Your answer should be a single number: the count of lines that hold the word "bottom".

------

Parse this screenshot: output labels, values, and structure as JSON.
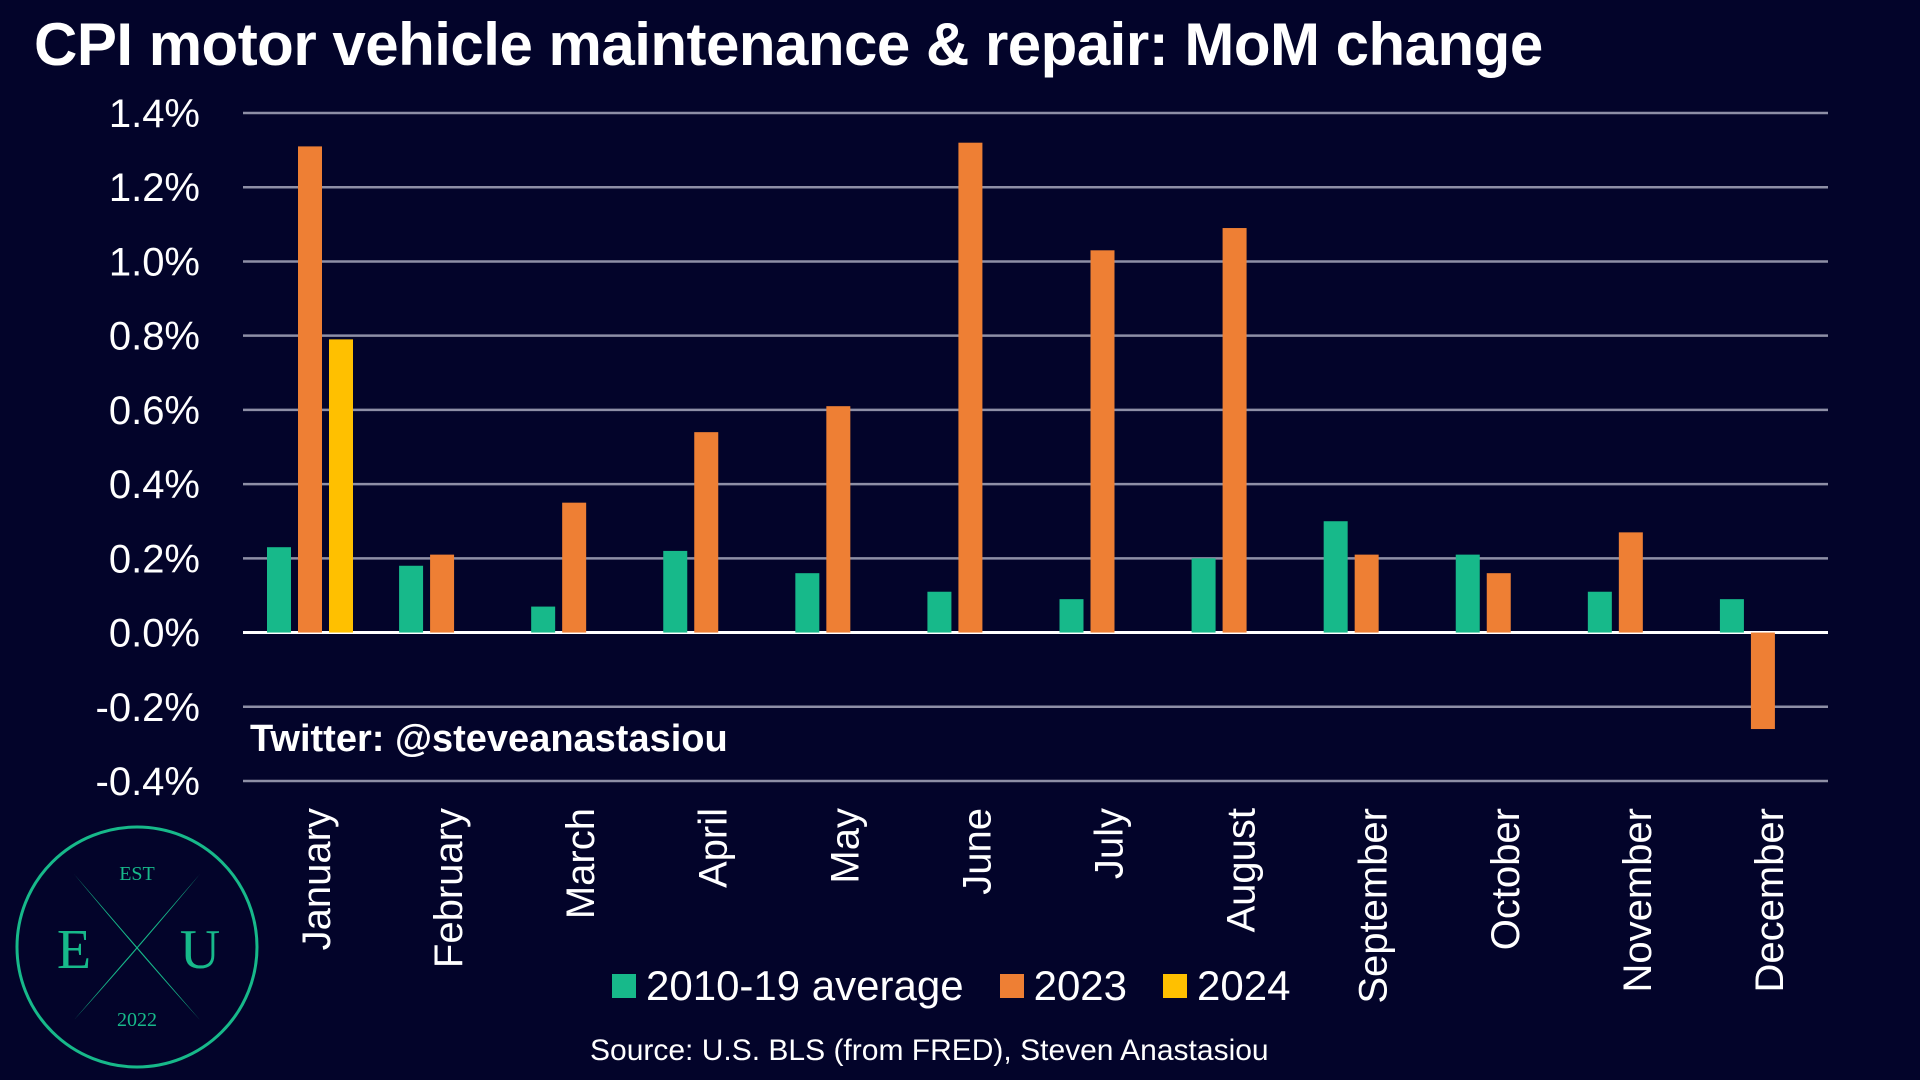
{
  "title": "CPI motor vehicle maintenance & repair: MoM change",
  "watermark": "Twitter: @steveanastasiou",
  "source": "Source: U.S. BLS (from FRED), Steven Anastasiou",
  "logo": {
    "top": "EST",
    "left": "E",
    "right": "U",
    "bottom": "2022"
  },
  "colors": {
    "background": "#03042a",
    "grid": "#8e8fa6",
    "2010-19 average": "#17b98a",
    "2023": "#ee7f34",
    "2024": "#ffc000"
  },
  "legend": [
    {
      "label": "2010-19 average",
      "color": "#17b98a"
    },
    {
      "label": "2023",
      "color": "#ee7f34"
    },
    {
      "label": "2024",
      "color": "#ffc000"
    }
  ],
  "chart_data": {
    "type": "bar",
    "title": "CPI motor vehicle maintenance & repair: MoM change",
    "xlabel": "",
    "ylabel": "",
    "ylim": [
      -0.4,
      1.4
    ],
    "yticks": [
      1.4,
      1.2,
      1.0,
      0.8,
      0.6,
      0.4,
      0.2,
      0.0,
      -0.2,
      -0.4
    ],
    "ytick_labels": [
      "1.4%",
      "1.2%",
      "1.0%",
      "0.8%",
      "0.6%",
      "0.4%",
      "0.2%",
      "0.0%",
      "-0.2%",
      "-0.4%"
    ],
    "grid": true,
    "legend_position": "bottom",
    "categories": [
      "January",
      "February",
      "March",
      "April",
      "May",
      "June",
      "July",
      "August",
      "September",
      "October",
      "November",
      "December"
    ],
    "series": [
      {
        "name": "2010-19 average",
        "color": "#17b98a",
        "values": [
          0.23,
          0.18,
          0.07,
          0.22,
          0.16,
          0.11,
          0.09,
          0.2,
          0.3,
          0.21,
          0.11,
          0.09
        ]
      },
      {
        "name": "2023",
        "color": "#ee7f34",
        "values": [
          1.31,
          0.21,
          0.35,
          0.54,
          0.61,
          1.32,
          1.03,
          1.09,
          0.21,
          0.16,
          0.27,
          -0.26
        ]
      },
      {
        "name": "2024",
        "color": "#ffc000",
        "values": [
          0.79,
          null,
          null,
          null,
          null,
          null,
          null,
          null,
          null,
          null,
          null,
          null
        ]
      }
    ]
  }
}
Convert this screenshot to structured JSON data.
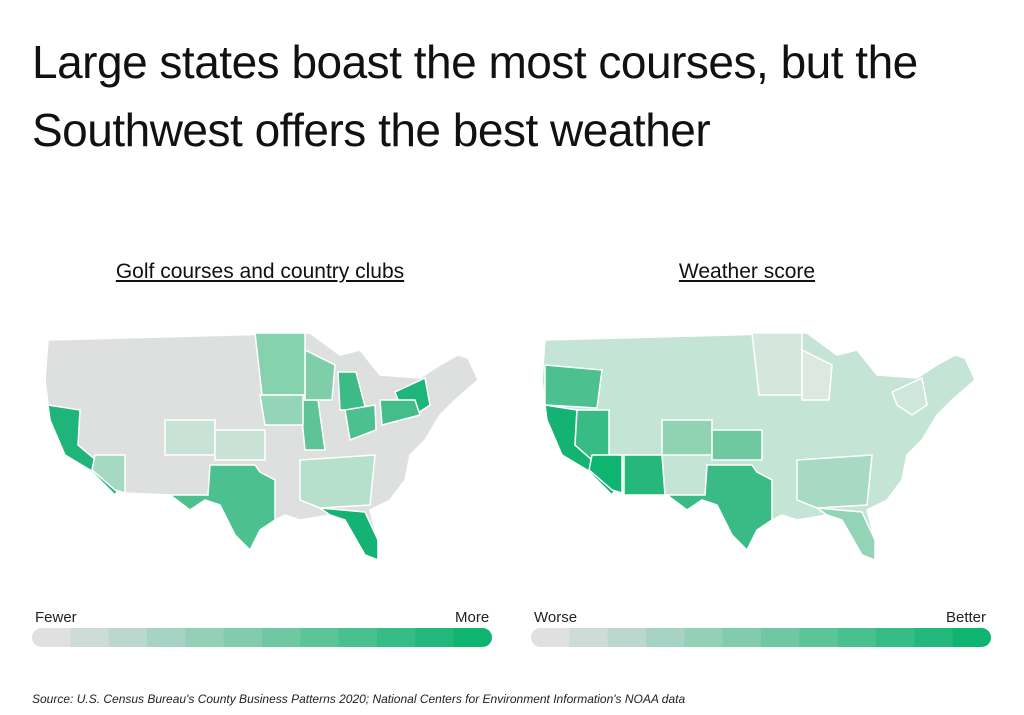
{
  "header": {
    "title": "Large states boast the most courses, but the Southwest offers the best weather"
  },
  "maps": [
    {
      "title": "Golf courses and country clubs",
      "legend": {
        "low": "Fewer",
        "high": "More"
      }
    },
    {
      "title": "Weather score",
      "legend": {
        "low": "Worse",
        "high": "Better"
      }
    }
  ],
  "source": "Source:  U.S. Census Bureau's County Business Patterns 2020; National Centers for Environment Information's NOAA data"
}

------

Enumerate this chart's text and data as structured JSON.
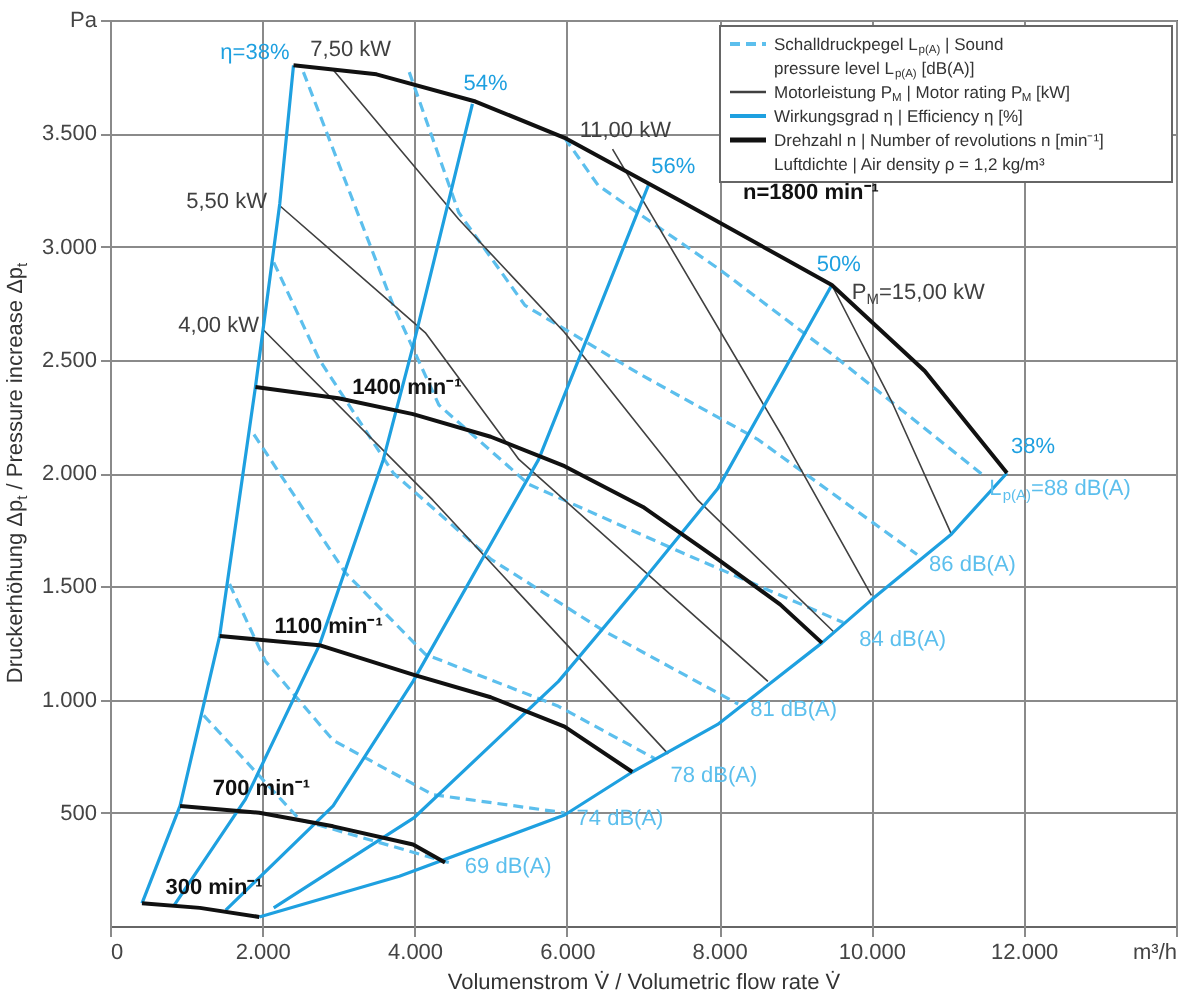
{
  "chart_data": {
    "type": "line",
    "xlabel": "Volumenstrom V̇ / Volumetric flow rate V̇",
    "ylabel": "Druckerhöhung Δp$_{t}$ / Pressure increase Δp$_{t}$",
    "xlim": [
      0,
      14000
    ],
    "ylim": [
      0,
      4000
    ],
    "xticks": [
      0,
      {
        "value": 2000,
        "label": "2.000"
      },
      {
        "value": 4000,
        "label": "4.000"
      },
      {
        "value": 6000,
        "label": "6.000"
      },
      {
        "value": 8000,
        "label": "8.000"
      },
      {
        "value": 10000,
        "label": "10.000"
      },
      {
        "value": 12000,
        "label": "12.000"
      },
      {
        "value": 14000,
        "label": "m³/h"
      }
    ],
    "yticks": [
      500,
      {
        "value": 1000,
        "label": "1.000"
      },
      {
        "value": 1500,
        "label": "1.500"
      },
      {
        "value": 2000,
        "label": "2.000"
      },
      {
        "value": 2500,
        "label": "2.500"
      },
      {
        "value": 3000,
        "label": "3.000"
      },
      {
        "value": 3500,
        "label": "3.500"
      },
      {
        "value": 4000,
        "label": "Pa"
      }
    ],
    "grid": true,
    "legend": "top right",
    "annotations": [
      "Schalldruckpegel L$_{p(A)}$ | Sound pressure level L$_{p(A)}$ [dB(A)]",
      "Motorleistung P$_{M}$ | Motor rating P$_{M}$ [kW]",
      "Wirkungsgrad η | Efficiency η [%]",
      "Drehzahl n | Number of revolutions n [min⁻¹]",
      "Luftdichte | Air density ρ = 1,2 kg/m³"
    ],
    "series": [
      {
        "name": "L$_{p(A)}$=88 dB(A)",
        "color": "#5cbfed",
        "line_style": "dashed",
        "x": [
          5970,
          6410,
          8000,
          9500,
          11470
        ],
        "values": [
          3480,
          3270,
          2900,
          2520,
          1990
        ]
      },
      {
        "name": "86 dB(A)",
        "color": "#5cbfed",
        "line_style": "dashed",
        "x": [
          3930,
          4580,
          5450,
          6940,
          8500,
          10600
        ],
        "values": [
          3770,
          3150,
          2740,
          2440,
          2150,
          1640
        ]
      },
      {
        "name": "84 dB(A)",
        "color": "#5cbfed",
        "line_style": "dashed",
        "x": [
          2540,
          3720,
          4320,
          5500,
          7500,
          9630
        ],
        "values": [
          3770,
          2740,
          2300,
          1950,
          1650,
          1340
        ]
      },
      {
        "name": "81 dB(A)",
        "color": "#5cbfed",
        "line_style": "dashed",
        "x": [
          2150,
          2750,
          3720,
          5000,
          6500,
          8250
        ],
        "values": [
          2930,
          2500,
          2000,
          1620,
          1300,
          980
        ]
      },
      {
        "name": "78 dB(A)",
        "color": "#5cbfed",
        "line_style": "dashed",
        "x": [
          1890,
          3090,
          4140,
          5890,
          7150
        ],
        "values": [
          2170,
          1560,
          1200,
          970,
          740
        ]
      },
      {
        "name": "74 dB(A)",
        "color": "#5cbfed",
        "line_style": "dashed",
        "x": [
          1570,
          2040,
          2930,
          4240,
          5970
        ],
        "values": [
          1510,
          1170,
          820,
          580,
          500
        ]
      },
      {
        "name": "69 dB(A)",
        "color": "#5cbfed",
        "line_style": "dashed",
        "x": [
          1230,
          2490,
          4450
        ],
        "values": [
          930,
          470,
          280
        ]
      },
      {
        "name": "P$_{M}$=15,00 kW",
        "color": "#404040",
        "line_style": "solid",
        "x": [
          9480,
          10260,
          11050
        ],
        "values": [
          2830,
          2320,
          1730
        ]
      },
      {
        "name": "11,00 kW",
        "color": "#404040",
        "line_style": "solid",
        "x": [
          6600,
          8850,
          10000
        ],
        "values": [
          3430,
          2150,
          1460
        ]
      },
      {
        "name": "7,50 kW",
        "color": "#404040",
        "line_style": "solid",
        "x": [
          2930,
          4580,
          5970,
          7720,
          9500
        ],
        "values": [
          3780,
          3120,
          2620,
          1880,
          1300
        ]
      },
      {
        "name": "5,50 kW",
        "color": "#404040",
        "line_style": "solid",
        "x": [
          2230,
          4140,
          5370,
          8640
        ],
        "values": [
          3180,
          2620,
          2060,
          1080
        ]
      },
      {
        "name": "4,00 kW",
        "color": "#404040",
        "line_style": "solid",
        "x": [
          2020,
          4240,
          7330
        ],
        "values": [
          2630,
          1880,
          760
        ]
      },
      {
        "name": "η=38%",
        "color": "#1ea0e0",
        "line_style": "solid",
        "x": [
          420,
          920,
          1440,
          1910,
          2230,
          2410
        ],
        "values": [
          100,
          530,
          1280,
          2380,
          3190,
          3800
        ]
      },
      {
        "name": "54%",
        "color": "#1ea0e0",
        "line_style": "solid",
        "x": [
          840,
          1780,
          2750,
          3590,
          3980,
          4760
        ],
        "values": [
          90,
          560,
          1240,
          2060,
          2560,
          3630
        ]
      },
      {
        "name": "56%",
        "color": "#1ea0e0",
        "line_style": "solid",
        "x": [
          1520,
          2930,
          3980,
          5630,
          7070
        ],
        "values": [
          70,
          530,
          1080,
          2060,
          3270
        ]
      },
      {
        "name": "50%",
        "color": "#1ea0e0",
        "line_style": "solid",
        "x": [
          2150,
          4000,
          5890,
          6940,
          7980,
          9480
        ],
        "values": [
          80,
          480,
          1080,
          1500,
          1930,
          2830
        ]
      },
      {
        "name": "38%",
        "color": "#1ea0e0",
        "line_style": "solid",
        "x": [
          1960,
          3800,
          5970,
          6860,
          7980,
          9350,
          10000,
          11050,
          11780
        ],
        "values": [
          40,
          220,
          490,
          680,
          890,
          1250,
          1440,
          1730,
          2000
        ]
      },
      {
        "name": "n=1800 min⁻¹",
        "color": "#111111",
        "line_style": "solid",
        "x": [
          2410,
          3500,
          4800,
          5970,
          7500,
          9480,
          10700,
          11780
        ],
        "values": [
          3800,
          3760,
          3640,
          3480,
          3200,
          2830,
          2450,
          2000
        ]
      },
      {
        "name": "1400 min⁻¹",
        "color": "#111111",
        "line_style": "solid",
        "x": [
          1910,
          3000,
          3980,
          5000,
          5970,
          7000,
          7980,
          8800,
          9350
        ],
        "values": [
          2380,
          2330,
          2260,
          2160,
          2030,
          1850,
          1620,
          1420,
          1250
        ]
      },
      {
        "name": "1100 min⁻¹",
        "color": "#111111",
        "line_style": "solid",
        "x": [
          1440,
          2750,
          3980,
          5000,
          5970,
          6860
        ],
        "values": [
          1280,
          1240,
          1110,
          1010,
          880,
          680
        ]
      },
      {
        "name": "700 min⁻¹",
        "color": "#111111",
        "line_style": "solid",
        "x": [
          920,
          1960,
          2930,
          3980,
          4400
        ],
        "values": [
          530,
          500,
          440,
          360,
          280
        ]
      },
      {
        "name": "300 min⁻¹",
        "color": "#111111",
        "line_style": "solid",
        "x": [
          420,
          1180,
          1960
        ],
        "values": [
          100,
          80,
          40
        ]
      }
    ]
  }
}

------

▶ _FULL OUTPUT_
2